(Work to be completed):
Check each line of the records below and collect those holding "JSON".

————————

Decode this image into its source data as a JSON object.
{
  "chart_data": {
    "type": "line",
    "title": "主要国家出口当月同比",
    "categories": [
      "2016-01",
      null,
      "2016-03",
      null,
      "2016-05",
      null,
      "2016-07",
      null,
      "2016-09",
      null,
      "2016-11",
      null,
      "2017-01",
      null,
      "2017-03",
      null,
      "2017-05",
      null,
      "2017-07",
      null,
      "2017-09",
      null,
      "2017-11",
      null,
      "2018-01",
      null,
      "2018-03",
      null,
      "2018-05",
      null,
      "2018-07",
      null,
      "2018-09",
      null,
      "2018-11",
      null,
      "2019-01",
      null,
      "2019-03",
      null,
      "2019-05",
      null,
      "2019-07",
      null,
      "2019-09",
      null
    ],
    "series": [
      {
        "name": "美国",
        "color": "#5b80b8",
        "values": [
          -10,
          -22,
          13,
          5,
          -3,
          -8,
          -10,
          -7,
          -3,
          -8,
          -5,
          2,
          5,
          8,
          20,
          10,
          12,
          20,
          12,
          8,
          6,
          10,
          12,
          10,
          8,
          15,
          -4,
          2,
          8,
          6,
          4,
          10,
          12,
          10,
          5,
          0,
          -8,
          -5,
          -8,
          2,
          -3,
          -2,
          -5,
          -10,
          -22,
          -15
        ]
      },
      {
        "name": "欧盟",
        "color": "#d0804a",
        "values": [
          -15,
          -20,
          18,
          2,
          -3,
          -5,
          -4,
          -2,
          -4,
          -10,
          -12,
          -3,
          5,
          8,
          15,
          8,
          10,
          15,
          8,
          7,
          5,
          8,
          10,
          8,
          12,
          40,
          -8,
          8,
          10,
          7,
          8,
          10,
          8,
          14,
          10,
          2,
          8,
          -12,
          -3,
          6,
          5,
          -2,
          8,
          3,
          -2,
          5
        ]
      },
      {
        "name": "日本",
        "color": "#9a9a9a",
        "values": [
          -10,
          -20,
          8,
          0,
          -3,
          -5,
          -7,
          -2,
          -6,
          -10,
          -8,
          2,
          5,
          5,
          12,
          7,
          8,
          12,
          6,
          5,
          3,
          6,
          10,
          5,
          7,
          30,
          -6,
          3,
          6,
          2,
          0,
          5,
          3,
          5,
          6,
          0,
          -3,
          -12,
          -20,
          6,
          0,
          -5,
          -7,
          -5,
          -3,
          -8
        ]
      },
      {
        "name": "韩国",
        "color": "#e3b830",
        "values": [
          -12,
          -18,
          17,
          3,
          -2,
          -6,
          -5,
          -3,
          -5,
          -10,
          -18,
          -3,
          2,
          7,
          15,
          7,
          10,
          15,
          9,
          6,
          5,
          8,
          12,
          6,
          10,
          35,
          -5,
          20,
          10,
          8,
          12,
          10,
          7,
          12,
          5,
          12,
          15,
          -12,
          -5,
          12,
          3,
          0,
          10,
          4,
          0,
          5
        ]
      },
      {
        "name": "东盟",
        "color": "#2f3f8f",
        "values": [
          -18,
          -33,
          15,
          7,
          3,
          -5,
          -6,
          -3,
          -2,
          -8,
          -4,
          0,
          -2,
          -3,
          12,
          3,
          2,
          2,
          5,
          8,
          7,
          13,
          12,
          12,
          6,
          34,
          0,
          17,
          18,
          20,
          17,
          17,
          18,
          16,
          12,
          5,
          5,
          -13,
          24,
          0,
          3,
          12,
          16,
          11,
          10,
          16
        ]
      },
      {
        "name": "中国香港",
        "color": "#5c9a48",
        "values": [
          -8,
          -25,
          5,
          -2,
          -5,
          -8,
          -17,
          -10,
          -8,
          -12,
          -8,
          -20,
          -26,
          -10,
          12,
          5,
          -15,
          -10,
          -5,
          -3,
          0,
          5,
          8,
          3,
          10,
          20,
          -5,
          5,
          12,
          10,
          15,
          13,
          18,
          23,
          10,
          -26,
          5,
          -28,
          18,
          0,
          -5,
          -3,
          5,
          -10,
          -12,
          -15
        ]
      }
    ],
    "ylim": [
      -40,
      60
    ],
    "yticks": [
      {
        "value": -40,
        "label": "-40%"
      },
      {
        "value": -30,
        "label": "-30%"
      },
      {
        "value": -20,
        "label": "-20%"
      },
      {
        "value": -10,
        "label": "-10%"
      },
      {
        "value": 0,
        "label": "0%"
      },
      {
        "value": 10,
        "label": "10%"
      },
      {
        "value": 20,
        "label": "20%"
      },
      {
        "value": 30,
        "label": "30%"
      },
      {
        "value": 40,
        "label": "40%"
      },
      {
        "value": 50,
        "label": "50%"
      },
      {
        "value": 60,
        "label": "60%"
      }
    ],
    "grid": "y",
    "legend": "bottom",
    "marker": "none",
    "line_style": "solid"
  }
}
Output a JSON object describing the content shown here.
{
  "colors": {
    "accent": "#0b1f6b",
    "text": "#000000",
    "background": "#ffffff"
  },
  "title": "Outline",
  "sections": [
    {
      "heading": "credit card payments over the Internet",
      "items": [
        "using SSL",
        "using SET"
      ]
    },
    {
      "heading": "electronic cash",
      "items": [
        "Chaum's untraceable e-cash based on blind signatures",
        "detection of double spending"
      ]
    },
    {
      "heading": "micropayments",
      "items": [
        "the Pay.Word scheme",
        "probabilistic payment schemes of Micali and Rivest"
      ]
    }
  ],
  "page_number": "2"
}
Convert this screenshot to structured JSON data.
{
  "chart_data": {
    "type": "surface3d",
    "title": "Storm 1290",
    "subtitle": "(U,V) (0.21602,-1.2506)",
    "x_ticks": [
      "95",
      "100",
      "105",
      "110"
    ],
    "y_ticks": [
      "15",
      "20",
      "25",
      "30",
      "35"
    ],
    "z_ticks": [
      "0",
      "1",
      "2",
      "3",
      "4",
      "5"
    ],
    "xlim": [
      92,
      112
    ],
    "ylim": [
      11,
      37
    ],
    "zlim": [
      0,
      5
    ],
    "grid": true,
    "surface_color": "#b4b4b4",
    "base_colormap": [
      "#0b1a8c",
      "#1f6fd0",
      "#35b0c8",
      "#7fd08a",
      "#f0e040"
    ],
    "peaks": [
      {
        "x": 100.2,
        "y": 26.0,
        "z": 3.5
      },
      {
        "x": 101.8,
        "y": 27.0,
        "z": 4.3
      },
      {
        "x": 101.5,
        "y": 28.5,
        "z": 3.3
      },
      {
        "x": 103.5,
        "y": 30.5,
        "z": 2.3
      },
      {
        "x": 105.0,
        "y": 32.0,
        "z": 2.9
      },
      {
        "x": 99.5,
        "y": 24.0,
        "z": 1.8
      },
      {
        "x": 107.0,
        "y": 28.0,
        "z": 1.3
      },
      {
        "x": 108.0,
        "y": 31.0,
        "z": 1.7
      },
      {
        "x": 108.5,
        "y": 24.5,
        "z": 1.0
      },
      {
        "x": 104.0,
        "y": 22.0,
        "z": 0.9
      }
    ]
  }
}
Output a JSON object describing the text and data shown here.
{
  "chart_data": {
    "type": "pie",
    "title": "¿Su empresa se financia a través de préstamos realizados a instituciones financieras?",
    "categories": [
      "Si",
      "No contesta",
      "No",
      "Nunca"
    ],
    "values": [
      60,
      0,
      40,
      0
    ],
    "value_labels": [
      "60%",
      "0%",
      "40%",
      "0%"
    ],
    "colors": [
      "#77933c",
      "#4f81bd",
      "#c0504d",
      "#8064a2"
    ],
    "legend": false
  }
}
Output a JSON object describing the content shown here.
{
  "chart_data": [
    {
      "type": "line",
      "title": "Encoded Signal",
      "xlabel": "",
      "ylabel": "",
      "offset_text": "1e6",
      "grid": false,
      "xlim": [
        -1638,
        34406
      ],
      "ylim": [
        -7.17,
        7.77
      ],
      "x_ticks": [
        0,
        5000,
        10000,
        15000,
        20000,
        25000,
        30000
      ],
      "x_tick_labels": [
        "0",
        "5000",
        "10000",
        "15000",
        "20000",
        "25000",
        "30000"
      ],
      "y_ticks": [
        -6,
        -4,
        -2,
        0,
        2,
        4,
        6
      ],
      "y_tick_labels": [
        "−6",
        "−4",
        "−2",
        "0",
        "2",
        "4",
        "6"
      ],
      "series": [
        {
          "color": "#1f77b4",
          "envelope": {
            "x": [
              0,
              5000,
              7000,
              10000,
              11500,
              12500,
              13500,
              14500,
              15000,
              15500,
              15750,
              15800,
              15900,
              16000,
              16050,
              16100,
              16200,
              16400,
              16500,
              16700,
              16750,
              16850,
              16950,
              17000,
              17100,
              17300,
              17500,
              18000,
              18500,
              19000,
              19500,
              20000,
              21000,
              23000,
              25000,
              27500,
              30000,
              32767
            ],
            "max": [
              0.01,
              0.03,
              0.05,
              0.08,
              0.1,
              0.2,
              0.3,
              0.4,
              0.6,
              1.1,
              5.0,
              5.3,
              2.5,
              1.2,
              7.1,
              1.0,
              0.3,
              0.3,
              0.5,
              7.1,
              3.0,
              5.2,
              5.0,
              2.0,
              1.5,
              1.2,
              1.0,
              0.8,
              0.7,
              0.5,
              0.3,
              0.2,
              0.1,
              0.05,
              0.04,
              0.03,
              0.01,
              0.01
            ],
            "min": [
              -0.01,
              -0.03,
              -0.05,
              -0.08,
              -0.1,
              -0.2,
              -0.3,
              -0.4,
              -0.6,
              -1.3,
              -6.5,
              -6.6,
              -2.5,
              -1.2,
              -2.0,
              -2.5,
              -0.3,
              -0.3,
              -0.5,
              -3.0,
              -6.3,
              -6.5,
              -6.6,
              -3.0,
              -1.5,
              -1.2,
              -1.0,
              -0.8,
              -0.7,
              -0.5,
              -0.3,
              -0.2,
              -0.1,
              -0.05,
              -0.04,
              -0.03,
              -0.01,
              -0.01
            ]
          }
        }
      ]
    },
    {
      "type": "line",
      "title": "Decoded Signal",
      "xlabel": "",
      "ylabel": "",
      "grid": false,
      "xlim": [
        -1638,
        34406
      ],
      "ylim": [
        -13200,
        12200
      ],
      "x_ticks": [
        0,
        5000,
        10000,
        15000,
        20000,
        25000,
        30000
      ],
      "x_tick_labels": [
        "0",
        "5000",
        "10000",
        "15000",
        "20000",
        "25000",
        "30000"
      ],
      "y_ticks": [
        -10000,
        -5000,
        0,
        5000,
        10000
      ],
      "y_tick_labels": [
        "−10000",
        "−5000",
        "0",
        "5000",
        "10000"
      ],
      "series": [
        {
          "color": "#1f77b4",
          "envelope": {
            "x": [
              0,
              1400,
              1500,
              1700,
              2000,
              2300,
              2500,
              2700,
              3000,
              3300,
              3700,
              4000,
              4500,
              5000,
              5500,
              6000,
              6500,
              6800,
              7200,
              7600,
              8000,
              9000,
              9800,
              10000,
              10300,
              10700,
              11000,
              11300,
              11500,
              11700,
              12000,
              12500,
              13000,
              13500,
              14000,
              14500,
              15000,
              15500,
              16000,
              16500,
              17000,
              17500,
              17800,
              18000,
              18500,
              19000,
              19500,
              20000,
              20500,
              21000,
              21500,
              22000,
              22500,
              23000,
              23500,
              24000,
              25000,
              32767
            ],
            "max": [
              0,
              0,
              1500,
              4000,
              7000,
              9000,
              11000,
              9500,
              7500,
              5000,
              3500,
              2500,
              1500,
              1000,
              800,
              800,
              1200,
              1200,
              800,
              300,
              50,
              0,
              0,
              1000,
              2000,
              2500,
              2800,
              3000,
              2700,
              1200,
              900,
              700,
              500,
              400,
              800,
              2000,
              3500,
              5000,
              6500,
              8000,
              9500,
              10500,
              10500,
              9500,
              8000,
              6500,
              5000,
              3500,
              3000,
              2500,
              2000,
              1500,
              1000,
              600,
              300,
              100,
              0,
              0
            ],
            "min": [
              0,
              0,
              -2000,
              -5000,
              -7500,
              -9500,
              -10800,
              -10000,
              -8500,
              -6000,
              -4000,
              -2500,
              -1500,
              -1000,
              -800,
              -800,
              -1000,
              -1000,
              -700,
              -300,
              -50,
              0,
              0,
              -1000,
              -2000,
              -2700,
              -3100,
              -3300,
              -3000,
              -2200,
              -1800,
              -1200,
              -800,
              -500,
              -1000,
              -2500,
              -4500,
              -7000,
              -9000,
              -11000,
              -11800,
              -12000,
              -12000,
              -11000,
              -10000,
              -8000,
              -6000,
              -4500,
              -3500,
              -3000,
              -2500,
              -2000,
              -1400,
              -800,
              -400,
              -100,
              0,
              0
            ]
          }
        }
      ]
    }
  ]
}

————————

(Response to this task):
Decode this image into its source data as a JSON object.
Output a JSON object describing the content shown here.
Convert this screenshot to structured JSON data.
Output a JSON object describing the text and data shown here.
Output a JSON object describing the content shown here.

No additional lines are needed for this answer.